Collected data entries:
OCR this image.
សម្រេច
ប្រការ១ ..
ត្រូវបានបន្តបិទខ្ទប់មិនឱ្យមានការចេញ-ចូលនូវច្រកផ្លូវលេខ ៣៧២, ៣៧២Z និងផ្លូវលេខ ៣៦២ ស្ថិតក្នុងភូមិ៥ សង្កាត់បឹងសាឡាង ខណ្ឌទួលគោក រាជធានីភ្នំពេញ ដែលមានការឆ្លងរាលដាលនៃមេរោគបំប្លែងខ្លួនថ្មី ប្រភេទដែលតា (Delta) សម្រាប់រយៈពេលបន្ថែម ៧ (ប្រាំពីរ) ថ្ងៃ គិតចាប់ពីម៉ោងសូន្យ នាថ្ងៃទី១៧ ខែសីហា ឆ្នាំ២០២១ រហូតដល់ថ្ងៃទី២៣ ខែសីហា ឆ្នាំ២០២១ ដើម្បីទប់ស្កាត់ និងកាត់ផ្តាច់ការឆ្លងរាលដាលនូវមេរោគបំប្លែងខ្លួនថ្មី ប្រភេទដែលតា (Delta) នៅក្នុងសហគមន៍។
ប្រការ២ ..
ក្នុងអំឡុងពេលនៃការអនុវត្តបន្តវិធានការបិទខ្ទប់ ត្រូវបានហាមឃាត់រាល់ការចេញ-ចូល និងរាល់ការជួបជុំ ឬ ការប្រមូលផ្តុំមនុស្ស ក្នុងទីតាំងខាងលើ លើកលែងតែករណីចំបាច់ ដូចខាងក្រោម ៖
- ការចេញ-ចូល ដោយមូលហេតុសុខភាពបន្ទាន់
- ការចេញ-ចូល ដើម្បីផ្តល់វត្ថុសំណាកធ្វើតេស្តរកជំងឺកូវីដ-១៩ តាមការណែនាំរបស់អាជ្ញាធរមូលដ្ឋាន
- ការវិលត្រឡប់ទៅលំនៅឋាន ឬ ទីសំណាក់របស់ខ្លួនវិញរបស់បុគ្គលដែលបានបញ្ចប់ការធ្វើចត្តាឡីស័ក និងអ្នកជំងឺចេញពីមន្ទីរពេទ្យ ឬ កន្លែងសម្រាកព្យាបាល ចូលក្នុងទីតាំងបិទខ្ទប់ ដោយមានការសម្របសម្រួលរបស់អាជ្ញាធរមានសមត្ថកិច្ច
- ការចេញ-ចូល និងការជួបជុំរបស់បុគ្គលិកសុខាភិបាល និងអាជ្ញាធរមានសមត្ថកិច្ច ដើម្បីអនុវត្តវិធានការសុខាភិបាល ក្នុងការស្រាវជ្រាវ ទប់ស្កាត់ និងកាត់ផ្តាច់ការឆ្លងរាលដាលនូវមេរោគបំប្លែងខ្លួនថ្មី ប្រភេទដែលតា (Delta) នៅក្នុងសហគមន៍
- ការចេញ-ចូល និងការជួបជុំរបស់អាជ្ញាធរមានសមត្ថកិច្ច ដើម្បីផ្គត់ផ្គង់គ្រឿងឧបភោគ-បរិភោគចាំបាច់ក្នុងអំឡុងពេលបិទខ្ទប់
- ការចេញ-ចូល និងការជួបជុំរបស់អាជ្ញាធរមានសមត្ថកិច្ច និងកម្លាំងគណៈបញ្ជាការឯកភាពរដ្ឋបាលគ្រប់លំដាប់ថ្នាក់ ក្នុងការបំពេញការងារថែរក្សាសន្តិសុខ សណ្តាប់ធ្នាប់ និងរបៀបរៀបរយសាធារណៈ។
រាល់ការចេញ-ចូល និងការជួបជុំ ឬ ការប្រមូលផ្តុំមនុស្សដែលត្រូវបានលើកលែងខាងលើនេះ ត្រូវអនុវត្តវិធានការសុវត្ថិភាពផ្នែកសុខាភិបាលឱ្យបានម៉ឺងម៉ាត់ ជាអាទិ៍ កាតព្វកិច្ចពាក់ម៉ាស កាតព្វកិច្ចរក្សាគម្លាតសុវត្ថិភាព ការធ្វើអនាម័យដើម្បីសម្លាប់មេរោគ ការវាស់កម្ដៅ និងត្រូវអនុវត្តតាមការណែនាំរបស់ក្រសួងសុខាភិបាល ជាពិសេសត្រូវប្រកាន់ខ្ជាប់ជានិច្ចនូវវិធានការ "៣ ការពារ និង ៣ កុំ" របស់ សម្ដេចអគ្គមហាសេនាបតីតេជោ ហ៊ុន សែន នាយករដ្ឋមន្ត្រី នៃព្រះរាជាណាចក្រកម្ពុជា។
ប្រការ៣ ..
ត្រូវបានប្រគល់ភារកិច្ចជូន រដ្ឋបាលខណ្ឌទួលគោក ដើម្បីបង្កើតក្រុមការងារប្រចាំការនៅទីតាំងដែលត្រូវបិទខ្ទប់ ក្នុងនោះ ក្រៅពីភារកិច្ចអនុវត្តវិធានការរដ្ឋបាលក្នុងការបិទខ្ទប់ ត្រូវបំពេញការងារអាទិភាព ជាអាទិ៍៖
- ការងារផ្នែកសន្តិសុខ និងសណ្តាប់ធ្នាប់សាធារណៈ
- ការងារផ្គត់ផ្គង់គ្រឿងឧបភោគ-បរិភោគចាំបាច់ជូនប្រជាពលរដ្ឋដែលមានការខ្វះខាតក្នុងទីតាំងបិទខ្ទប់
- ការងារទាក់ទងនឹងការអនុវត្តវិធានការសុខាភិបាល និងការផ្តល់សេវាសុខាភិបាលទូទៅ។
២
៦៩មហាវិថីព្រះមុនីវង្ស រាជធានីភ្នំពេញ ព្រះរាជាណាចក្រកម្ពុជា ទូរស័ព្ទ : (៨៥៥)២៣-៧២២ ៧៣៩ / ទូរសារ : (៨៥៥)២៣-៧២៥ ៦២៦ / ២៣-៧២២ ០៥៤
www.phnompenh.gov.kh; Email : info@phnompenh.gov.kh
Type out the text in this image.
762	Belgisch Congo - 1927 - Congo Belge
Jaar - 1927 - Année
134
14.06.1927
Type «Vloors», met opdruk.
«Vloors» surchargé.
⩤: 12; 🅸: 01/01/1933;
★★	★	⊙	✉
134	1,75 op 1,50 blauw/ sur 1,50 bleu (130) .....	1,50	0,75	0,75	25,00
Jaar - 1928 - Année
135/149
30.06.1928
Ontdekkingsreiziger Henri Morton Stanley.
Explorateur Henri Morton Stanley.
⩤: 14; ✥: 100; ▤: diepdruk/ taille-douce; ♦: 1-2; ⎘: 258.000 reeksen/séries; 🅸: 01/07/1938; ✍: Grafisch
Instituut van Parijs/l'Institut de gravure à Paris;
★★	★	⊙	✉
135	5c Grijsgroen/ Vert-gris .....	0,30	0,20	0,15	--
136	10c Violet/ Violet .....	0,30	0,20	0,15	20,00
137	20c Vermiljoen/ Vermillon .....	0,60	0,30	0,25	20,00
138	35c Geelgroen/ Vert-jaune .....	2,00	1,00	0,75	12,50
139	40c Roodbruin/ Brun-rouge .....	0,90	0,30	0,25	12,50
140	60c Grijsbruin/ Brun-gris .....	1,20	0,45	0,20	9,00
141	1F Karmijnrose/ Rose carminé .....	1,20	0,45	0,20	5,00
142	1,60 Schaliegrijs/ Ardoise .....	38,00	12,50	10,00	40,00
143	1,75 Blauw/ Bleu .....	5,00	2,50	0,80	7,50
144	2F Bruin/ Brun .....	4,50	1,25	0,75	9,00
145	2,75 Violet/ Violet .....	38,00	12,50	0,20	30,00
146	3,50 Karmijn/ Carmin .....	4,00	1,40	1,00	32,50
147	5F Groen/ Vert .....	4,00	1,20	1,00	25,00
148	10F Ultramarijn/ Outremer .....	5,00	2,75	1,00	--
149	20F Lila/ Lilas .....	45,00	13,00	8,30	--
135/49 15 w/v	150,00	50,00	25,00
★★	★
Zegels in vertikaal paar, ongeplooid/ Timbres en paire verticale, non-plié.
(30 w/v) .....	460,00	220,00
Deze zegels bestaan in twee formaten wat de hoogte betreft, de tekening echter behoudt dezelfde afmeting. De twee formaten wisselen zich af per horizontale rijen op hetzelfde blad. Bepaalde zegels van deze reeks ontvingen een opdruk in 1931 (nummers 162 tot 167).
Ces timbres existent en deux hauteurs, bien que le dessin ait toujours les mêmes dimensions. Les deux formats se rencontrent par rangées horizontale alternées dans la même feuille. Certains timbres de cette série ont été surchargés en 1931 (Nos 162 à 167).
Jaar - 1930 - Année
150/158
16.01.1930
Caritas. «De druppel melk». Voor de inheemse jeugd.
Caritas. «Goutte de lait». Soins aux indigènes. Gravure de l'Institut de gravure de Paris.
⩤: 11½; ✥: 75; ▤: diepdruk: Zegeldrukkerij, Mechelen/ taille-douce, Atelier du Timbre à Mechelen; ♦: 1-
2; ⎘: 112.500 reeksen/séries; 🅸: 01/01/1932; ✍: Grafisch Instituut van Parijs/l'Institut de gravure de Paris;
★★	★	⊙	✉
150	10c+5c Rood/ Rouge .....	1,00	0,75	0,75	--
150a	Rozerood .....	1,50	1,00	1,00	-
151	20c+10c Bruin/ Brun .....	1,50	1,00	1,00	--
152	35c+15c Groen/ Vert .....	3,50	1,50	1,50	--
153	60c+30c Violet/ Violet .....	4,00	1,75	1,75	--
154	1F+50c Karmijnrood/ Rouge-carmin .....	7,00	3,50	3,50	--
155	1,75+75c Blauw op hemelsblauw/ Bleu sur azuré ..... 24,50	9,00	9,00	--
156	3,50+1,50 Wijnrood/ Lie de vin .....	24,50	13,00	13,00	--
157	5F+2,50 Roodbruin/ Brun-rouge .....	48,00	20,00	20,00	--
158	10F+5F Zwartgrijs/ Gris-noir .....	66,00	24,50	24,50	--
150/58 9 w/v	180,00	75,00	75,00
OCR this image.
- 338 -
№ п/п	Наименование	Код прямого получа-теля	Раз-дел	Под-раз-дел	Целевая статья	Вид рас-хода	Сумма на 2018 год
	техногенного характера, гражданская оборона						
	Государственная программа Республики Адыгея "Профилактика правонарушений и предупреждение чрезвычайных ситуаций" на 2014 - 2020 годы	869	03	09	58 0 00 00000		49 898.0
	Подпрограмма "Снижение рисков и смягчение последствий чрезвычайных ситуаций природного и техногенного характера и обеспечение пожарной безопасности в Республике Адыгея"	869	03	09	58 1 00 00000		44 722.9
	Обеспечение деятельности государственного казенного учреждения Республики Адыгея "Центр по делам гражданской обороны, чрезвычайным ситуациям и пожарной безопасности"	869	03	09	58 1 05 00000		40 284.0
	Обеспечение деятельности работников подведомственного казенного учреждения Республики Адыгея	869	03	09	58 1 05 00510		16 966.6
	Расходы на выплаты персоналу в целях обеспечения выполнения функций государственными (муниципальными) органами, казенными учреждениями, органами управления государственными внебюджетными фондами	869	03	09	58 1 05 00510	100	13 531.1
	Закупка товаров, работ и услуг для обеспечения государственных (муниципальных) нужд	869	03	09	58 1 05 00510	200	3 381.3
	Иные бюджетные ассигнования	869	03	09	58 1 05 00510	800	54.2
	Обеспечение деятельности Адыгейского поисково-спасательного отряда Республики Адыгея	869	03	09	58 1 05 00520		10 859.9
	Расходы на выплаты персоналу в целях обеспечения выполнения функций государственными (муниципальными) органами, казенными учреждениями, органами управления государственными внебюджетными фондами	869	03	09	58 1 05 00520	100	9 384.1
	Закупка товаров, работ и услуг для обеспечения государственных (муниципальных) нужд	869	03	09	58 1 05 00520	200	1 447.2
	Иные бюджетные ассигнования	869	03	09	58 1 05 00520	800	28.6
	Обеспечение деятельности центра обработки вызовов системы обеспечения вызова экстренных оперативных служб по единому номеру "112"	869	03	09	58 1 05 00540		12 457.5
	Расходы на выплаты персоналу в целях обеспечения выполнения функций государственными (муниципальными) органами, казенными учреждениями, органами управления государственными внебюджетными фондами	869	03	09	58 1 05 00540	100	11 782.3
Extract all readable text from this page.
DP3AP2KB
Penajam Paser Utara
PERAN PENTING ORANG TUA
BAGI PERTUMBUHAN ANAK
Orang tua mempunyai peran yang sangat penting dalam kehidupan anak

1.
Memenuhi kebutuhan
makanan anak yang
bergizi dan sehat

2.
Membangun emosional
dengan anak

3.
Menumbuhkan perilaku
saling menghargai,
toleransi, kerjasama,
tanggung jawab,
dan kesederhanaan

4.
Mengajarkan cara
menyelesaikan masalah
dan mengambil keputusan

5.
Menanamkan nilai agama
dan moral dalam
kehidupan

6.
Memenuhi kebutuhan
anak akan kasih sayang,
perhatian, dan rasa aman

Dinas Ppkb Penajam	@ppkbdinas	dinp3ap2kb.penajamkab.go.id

→ **Instructions to follow**
Check every line for "характера" and show the ones that have it.

→ **Problem solution**
	техногенного характера, гражданская оборона						
	Подпрограмма "Снижение рисков и смягчение последствий чрезвычайных ситуаций природного и техногенного характера и обеспечение пожарной безопасности в Республике Адыгея"	869	03	09	58 1 00 00000		44 722.9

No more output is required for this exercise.